- _Goal of the exercise_
Retype the records below exactly as they appear.

(Figure record listings)
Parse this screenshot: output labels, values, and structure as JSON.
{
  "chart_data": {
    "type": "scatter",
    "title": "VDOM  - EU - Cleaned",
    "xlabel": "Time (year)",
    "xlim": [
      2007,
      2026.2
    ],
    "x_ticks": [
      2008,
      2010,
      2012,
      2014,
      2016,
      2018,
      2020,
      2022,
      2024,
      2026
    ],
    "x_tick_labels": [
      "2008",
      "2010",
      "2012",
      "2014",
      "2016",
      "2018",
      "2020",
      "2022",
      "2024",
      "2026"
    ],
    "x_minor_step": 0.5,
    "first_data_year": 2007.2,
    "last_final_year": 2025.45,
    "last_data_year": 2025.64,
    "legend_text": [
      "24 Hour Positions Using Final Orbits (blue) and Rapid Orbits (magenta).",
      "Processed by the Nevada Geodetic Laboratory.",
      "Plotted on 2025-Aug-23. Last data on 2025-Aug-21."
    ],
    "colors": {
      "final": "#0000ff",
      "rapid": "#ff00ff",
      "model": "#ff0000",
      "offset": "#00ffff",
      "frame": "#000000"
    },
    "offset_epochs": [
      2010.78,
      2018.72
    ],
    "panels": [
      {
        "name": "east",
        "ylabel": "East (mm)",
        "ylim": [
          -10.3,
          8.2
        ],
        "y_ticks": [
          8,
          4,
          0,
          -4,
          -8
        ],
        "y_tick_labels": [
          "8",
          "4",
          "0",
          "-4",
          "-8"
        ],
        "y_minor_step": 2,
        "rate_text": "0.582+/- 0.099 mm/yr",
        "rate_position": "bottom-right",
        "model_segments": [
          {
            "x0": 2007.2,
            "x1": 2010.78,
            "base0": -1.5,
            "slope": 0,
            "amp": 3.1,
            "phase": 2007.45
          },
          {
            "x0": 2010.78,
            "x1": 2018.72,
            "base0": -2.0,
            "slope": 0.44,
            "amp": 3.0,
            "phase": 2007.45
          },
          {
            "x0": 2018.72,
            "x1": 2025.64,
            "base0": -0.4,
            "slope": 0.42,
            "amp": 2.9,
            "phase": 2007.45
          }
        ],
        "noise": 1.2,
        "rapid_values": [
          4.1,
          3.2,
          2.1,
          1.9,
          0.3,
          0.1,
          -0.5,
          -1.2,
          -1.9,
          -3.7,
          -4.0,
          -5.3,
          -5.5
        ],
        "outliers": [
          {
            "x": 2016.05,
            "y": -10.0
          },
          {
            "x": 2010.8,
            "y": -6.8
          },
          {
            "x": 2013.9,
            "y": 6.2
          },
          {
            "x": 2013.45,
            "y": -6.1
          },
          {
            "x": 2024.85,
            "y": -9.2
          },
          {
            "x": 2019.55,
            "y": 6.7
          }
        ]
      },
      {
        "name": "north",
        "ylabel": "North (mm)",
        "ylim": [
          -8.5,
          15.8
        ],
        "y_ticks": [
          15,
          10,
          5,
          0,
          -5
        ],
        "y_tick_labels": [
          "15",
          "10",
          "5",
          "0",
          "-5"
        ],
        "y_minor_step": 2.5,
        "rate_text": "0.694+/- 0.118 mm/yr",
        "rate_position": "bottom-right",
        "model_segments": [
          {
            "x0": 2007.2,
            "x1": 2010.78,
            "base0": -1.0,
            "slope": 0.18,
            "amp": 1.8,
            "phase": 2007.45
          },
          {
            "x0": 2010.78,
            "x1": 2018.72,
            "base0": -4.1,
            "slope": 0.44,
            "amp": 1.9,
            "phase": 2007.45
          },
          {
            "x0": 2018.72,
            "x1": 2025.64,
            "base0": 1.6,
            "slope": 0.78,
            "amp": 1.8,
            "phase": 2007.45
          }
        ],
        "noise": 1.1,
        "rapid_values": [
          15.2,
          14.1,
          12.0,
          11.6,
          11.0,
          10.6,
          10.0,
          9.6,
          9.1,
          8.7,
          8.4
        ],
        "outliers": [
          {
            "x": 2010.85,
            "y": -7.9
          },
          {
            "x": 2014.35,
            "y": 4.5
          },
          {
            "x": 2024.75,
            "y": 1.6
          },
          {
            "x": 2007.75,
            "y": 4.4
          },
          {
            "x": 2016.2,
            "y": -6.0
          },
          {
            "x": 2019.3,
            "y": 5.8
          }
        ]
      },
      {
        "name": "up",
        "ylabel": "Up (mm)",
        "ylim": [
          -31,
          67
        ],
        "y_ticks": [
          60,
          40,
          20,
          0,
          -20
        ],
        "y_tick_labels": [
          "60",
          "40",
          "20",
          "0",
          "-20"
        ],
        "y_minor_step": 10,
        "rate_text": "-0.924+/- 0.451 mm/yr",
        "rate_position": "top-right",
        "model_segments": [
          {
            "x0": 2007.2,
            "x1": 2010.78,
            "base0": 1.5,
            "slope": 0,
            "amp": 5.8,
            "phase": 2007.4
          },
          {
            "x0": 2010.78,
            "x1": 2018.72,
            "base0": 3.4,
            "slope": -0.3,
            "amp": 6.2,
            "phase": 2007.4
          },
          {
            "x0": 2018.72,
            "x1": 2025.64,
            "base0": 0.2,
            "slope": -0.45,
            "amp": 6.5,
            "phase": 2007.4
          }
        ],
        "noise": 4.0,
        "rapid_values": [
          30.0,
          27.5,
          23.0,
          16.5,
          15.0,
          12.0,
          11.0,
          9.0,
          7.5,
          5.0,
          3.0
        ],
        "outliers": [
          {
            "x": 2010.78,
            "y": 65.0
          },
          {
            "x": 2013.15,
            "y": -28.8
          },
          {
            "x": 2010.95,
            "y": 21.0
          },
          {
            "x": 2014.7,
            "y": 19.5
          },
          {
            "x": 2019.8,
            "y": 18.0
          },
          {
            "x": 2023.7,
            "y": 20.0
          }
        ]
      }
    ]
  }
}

- _Task answer_
Parse this screenshot: output labels, values, and structure as JSON.
{
  "chart_data": {
    "type": "scatter",
    "title": "VDOM  - EU - Cleaned",
    "xlabel": "Time (year)",
    "xlim": [
      2007,
      2026.2
    ],
    "x_ticks": [
      2008,
      2010,
      2012,
      2014,
      2016,
      2018,
      2020,
      2022,
      2024,
      2026
    ],
    "x_tick_labels": [
      "2008",
      "2010",
      "2012",
      "2014",
      "2016",
      "2018",
      "2020",
      "2022",
      "2024",
      "2026"
    ],
    "x_minor_step": 0.5,
    "first_data_year": 2007.2,
    "last_final_year": 2025.45,
    "last_data_year": 2025.64,
    "legend_text": [
      "24 Hour Positions Using Final Orbits (blue) and Rapid Orbits (magenta).",
      "Processed by the Nevada Geodetic Laboratory.",
      "Plotted on 2025-Aug-23. Last data on 2025-Aug-21."
    ],
    "colors": {
      "final": "#0000ff",
      "rapid": "#ff00ff",
      "model": "#ff0000",
      "offset": "#00ffff",
      "frame": "#000000"
    },
    "offset_epochs": [
      2010.78,
      2018.72
    ],
    "panels": [
      {
        "name": "east",
        "ylabel": "East (mm)",
        "ylim": [
          -10.3,
          8.2
        ],
        "y_ticks": [
          8,
          4,
          0,
          -4,
          -8
        ],
        "y_tick_labels": [
          "8",
          "4",
          "0",
          "-4",
          "-8"
        ],
        "y_minor_step": 2,
        "rate_text": "0.582+/- 0.099 mm/yr",
        "rate_position": "bottom-right",
        "model_segments": [
          {
            "x0": 2007.2,
            "x1": 2010.78,
            "base0": -1.5,
            "slope": 0,
            "amp": 3.1,
            "phase": 2007.45
          },
          {
            "x0": 2010.78,
            "x1": 2018.72,
            "base0": -2.0,
            "slope": 0.44,
            "amp": 3.0,
            "phase": 2007.45
          },
          {
            "x0": 2018.72,
            "x1": 2025.64,
            "base0": -0.4,
            "slope": 0.42,
            "amp": 2.9,
            "phase": 2007.45
          }
        ],
        "noise": 1.2,
        "rapid_values": [
          4.1,
          3.2,
          2.1,
          1.9,
          0.3,
          0.1,
          -0.5,
          -1.2,
          -1.9,
          -3.7,
          -4.0,
          -5.3,
          -5.5
        ],
        "outliers": [
          {
            "x": 2016.05,
            "y": -10.0
          },
          {
            "x": 2010.8,
            "y": -6.8
          },
          {
            "x": 2013.9,
            "y": 6.2
          },
          {
            "x": 2013.45,
            "y": -6.1
          },
          {
            "x": 2024.85,
            "y": -9.2
          },
          {
            "x": 2019.55,
            "y": 6.7
          }
        ]
      },
      {
        "name": "north",
        "ylabel": "North (mm)",
        "ylim": [
          -8.5,
          15.8
        ],
        "y_ticks": [
          15,
          10,
          5,
          0,
          -5
        ],
        "y_tick_labels": [
          "15",
          "10",
          "5",
          "0",
          "-5"
        ],
        "y_minor_step": 2.5,
        "rate_text": "0.694+/- 0.118 mm/yr",
        "rate_position": "bottom-right",
        "model_segments": [
          {
            "x0": 2007.2,
            "x1": 2010.78,
            "base0": -1.0,
            "slope": 0.18,
            "amp": 1.8,
            "phase": 2007.45
          },
          {
            "x0": 2010.78,
            "x1": 2018.72,
            "base0": -4.1,
            "slope": 0.44,
            "amp": 1.9,
            "phase": 2007.45
          },
          {
            "x0": 2018.72,
            "x1": 2025.64,
            "base0": 1.6,
            "slope": 0.78,
            "amp": 1.8,
            "phase": 2007.45
          }
        ],
        "noise": 1.1,
        "rapid_values": [
          15.2,
          14.1,
          12.0,
          11.6,
          11.0,
          10.6,
          10.0,
          9.6,
          9.1,
          8.7,
          8.4
        ],
        "outliers": [
          {
            "x": 2010.85,
            "y": -7.9
          },
          {
            "x": 2014.35,
            "y": 4.5
          },
          {
            "x": 2024.75,
            "y": 1.6
          },
          {
            "x": 2007.75,
            "y": 4.4
          },
          {
            "x": 2016.2,
            "y": -6.0
          },
          {
            "x": 2019.3,
            "y": 5.8
          }
        ]
      },
      {
        "name": "up",
        "ylabel": "Up (mm)",
        "ylim": [
          -31,
          67
        ],
        "y_ticks": [
          60,
          40,
          20,
          0,
          -20
        ],
        "y_tick_labels": [
          "60",
          "40",
          "20",
          "0",
          "-20"
        ],
        "y_minor_step": 10,
        "rate_text": "-0.924+/- 0.451 mm/yr",
        "rate_position": "top-right",
        "model_segments": [
          {
            "x0": 2007.2,
            "x1": 2010.78,
            "base0": 1.5,
            "slope": 0,
            "amp": 5.8,
            "phase": 2007.4
          },
          {
            "x0": 2010.78,
            "x1": 2018.72,
            "base0": 3.4,
            "slope": -0.3,
            "amp": 6.2,
            "phase": 2007.4
          },
          {
            "x0": 2018.72,
            "x1": 2025.64,
            "base0": 0.2,
            "slope": -0.45,
            "amp": 6.5,
            "phase": 2007.4
          }
        ],
        "noise": 4.0,
        "rapid_values": [
          30.0,
          27.5,
          23.0,
          16.5,
          15.0,
          12.0,
          11.0,
          9.0,
          7.5,
          5.0,
          3.0
        ],
        "outliers": [
          {
            "x": 2010.78,
            "y": 65.0
          },
          {
            "x": 2013.15,
            "y": -28.8
          },
          {
            "x": 2010.95,
            "y": 21.0
          },
          {
            "x": 2014.7,
            "y": 19.5
          },
          {
            "x": 2019.8,
            "y": 18.0
          },
          {
            "x": 2023.7,
            "y": 20.0
          }
        ]
      }
    ]
  }
}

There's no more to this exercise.